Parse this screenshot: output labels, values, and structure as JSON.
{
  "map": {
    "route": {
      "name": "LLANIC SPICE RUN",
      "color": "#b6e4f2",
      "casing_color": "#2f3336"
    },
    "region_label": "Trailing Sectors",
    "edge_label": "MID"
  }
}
● ● ● ● ● ● ●
What to produce: Print all of the entries exactly as they are written.

Response to this task:
Parse this screenshot: output labels, values, and structure as JSON.
{
  "map": {
    "route": {
      "name": "LLANIC SPICE RUN",
      "color": "#b6e4f2",
      "casing_color": "#2f3336"
    },
    "region_label": "Trailing Sectors",
    "edge_label": "MID"
  }
}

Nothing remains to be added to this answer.